- Exercise goal
Output every entry exactly as written, skipping any pictures.

- Dataset records

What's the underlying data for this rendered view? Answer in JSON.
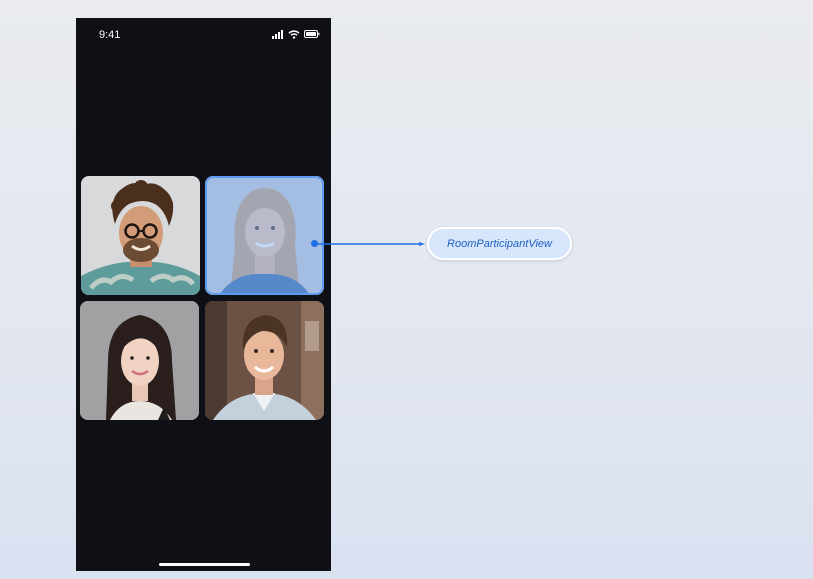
{
  "status_bar": {
    "time": "9:41",
    "icons": [
      "signal-icon",
      "wifi-icon",
      "battery-icon"
    ]
  },
  "participants": [
    {
      "name": "participant-1",
      "icon": "avatar-curly-hair-glasses",
      "highlighted": false
    },
    {
      "name": "participant-2",
      "icon": "avatar-blonde-woman",
      "highlighted": true
    },
    {
      "name": "participant-3",
      "icon": "avatar-dark-hair-woman",
      "highlighted": false
    },
    {
      "name": "participant-4",
      "icon": "avatar-man-blazer",
      "highlighted": false
    }
  ],
  "callout": {
    "label": "RoomParticipantView"
  },
  "colors": {
    "phone_background": "#0f1016",
    "accent": "#1e6fe8",
    "pill_background": "#d7e6fb",
    "pill_text": "#1b5fc4",
    "highlight_border": "#5f9bf1"
  }
}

- Response
What's the underlying data for this rendered view? Answer in JSON.
{
  "status_bar": {
    "time": "9:41",
    "icons": [
      "signal-icon",
      "wifi-icon",
      "battery-icon"
    ]
  },
  "participants": [
    {
      "name": "participant-1",
      "icon": "avatar-curly-hair-glasses",
      "highlighted": false
    },
    {
      "name": "participant-2",
      "icon": "avatar-blonde-woman",
      "highlighted": true
    },
    {
      "name": "participant-3",
      "icon": "avatar-dark-hair-woman",
      "highlighted": false
    },
    {
      "name": "participant-4",
      "icon": "avatar-man-blazer",
      "highlighted": false
    }
  ],
  "callout": {
    "label": "RoomParticipantView"
  },
  "colors": {
    "phone_background": "#0f1016",
    "accent": "#1e6fe8",
    "pill_background": "#d7e6fb",
    "pill_text": "#1b5fc4",
    "highlight_border": "#5f9bf1"
  }
}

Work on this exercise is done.